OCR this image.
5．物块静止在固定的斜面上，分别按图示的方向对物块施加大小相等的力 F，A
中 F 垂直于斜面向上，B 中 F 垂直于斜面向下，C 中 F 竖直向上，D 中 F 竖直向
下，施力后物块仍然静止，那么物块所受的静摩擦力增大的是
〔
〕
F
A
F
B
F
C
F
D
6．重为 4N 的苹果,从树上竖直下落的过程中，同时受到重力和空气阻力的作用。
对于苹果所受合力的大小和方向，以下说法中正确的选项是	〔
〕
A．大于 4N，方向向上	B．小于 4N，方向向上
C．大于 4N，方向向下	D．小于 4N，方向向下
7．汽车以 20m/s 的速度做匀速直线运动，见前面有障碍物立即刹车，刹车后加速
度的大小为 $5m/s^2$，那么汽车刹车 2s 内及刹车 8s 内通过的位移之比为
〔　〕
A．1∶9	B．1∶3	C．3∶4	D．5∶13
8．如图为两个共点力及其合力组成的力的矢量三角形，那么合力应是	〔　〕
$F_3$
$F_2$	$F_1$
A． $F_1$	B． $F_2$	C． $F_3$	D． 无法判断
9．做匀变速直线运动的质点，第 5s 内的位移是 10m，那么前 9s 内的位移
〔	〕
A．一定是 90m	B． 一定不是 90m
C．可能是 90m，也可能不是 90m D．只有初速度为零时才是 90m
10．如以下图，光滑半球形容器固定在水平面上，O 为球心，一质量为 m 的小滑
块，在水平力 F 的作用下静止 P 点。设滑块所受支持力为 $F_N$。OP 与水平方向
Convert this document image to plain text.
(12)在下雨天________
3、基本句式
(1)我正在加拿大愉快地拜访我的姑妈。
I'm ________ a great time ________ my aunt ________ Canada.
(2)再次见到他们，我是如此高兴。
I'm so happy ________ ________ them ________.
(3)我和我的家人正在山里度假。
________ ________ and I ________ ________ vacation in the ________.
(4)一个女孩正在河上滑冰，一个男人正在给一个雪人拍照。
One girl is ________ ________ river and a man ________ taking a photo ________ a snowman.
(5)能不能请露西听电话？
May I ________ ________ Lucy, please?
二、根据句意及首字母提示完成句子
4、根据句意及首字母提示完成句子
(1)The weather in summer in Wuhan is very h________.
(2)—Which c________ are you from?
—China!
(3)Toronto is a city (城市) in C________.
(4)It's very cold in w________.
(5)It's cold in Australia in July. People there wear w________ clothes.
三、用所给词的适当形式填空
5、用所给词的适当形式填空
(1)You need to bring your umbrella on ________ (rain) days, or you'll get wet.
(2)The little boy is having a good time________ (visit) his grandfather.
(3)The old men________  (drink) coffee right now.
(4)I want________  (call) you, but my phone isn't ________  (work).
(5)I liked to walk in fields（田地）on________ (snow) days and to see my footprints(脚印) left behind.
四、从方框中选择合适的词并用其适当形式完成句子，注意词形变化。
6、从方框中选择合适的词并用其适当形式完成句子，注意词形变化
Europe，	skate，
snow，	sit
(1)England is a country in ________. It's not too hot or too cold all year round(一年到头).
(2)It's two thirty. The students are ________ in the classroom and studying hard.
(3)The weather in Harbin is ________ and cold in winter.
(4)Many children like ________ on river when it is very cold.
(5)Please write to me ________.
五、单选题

■ ■ ■

(Aim of the exercise)
Find the string "从方框中选择合适的词并用其适当形式完成句子" in the entries above and return each line that holds it.

(Final result)
四、从方框中选择合适的词并用其适当形式完成句子，注意词形变化。
6、从方框中选择合适的词并用其适当形式完成句子，注意词形变化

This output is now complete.